Selection:
-------

Wednesday, August 31, 2016

My number umpteenth effort to explain to XXX the very bad of current bank regulations.

A “risky asset” yields more, let us say 15%.
A “safe asset” yields less, let us say 5%.

And those yields would be deemed by the market as equal risk adjusted yields.

And market participants would buy those assets according to their needs and risk appetites.

But then came the Basel Committee for Banking Supervision with its risk weighted capital requirements for banks, more risk more equity – less risk less equity, and that completely distorted the allocation of bank credit.

Because now banks could leverage their equity more with safe assets and thereby obtain higher risk adjusted returns on safe assets than with risky assets.

As a result the overall market demand for safe assets increased, and that of risky assets decreased. That “risky asset” yielding 15% before, might now have to yield 16% or more. That “safe asset” yielding 5% before, might now just yield 4% or less.

-------

Provided information:
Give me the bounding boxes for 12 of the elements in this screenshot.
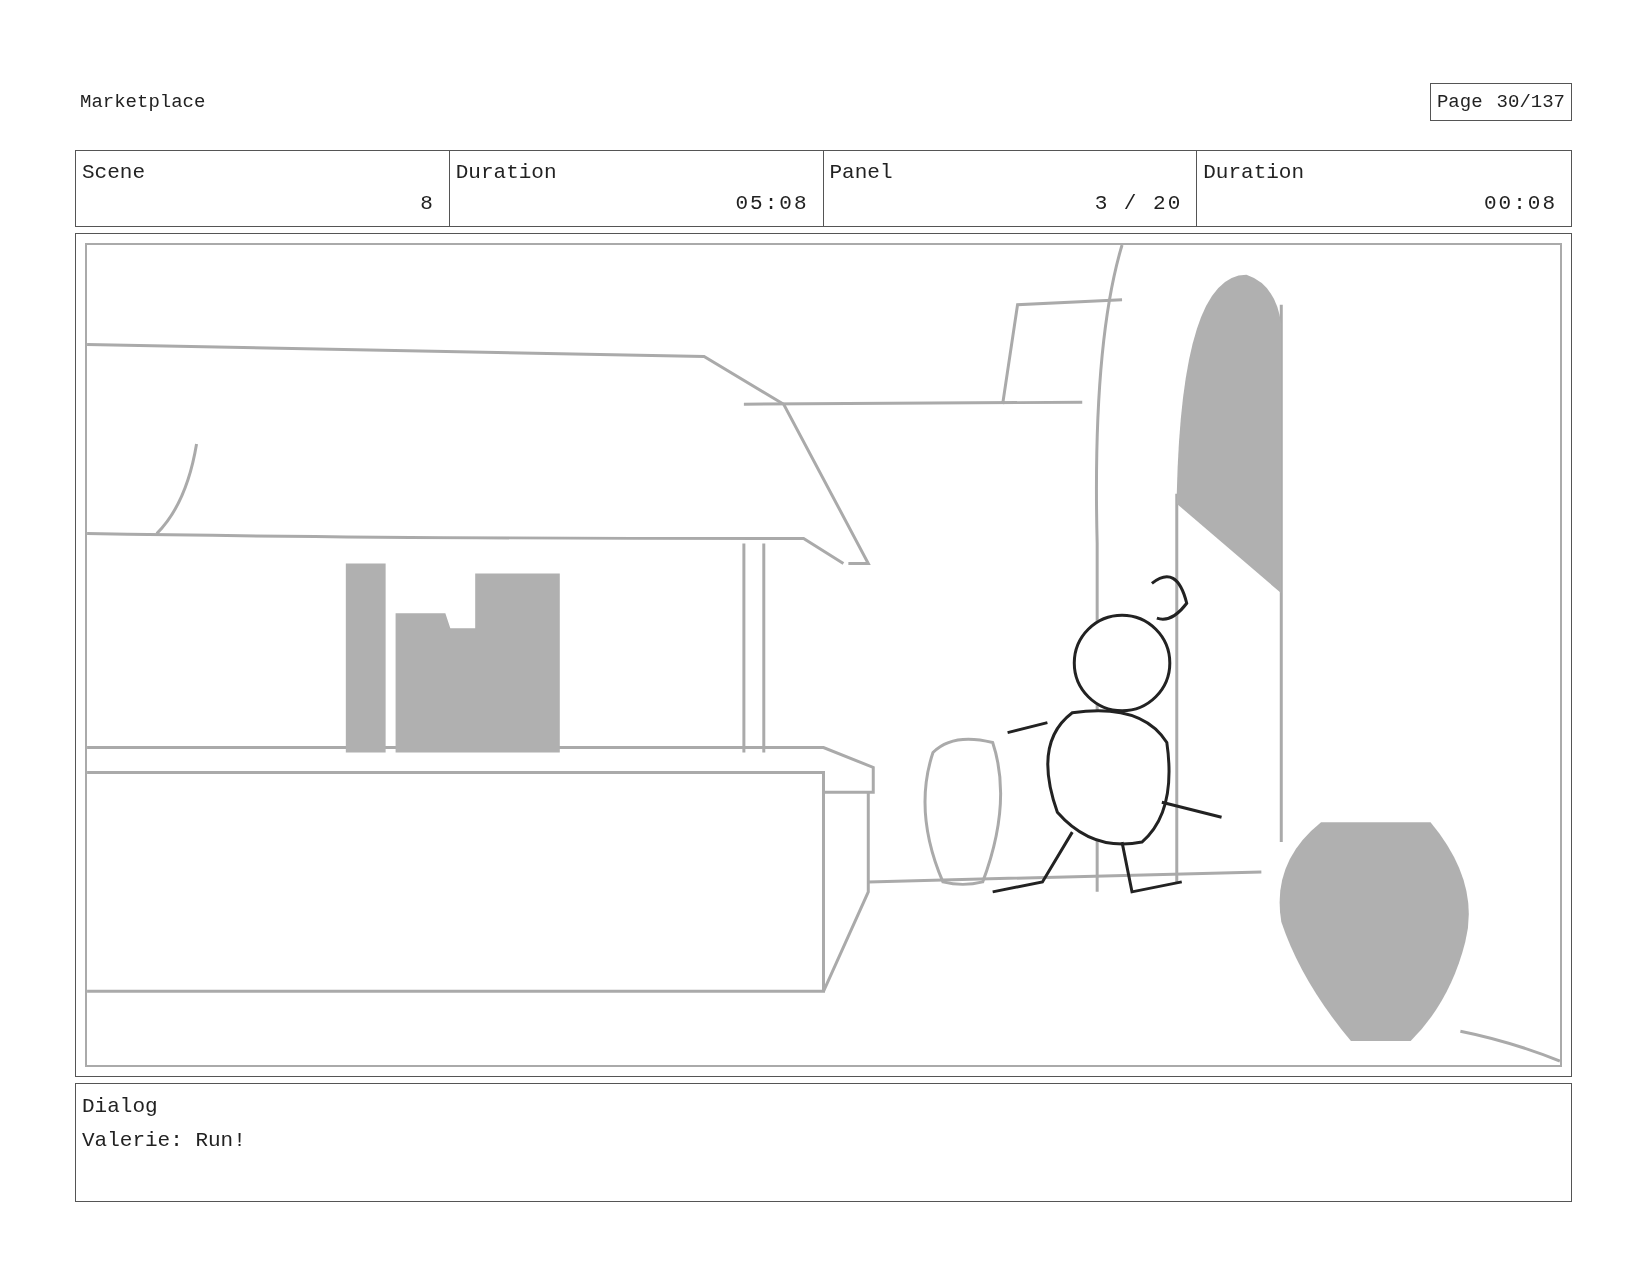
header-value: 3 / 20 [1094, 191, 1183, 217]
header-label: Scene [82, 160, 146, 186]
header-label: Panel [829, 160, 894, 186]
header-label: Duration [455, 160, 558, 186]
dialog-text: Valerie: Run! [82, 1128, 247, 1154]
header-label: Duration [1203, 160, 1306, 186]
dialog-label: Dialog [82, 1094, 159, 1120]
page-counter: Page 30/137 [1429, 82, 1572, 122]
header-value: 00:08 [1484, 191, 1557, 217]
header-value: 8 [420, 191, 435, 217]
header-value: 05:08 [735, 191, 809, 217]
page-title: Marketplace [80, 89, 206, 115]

-------

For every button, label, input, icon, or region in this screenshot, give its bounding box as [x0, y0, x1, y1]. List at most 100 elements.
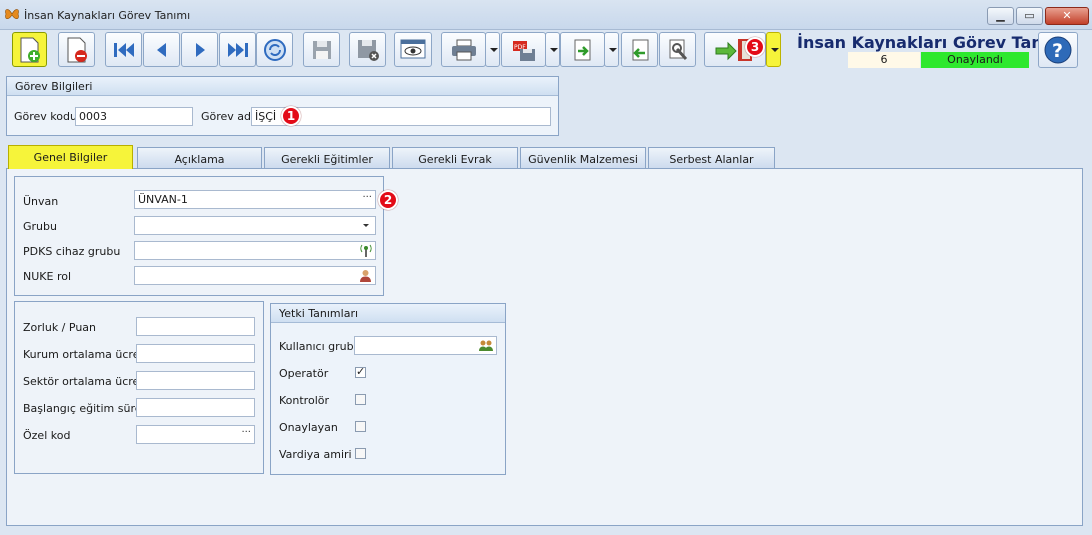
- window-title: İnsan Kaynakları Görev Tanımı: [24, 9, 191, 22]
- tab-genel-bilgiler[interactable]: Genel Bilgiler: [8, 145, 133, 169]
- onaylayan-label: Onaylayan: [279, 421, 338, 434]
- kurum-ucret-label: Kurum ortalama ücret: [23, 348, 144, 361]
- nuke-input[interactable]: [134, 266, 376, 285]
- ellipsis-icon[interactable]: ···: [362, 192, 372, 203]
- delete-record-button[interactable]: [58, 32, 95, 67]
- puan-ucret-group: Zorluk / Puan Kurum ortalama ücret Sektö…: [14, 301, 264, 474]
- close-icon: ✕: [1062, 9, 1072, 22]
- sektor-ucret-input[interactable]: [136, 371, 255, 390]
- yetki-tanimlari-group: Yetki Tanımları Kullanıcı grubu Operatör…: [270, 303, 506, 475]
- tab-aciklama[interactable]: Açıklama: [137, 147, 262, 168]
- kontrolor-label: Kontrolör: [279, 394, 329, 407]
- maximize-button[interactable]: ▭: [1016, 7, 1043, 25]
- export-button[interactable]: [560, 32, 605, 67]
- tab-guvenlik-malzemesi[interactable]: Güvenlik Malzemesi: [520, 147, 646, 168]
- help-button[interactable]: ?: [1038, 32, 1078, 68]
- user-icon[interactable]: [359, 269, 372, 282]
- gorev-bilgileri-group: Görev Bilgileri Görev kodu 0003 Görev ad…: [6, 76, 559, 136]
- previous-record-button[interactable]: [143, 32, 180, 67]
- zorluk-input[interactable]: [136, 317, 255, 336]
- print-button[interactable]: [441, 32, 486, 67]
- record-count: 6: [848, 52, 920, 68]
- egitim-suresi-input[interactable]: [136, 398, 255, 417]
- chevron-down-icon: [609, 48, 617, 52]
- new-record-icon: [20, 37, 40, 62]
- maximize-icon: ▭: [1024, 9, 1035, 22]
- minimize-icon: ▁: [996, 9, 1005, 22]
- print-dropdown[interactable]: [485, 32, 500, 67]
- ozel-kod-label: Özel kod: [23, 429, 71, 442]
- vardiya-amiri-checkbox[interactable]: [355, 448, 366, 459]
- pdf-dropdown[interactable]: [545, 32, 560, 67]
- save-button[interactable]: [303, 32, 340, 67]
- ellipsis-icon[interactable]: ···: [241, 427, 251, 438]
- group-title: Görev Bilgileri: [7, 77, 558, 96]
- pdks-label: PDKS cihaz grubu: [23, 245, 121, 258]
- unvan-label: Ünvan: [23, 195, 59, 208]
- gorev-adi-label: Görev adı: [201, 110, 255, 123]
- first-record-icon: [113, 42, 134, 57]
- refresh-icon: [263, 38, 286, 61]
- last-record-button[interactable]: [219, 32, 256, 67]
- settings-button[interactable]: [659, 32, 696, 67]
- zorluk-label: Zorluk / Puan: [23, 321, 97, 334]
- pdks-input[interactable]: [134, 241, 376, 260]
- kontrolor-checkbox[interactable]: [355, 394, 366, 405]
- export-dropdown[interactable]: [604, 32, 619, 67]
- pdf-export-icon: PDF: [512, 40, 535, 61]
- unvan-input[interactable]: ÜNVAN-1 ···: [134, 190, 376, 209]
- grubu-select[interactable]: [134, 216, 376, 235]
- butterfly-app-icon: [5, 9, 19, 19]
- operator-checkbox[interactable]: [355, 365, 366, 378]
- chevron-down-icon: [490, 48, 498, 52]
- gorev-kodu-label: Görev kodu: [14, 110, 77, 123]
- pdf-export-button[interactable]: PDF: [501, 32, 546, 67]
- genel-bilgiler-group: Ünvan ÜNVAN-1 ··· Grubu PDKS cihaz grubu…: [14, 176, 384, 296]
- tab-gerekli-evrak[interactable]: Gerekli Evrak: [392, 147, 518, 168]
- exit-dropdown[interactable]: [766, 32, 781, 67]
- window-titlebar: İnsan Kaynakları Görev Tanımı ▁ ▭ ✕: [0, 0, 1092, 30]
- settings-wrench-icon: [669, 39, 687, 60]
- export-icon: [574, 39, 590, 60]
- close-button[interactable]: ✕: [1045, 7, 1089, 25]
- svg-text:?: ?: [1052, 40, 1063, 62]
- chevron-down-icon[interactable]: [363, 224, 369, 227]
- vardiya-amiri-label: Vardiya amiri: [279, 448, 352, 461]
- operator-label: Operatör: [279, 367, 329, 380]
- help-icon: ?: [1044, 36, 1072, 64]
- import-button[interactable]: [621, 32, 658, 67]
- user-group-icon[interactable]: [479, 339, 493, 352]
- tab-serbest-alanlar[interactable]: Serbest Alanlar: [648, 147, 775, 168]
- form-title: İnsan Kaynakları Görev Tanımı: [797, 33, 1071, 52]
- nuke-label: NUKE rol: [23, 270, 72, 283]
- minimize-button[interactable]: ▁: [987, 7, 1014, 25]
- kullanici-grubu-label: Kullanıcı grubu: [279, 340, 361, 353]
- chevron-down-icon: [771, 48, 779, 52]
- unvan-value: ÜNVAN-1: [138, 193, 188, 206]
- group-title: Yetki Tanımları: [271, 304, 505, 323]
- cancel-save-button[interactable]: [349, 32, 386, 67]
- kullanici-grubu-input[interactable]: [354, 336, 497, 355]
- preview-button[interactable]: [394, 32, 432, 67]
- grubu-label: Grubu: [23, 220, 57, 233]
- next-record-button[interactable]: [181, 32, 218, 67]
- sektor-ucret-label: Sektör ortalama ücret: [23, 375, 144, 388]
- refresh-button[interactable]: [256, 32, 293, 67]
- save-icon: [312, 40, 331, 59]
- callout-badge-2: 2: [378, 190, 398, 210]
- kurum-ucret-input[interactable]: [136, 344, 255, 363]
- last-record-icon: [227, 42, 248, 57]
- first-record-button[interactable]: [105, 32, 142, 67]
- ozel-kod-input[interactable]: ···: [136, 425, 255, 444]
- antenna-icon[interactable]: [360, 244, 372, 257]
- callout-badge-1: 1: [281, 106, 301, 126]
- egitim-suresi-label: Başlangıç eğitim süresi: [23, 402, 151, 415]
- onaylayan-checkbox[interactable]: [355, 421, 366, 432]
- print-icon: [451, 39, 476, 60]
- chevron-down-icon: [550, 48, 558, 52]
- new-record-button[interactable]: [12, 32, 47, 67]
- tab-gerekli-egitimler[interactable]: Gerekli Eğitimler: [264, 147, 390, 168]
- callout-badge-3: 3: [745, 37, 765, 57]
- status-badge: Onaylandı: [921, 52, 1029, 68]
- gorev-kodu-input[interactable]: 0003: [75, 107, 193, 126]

-------

Instructions for the task: Repeat word for word the passage of the bank regulation post starting at "And market participants" and ending at "with risky assets.".

Result of this exercise:
And market participants would buy those assets according to their needs and risk appetites.

But then came the Basel Committee for Banking Supervision with its risk weighted capital requirements for banks, more risk more equity – less risk less equity, and that completely distorted the allocation of bank credit.

Because now banks could leverage their equity more with safe assets and thereby obtain higher risk adjusted returns on safe assets than with risky assets.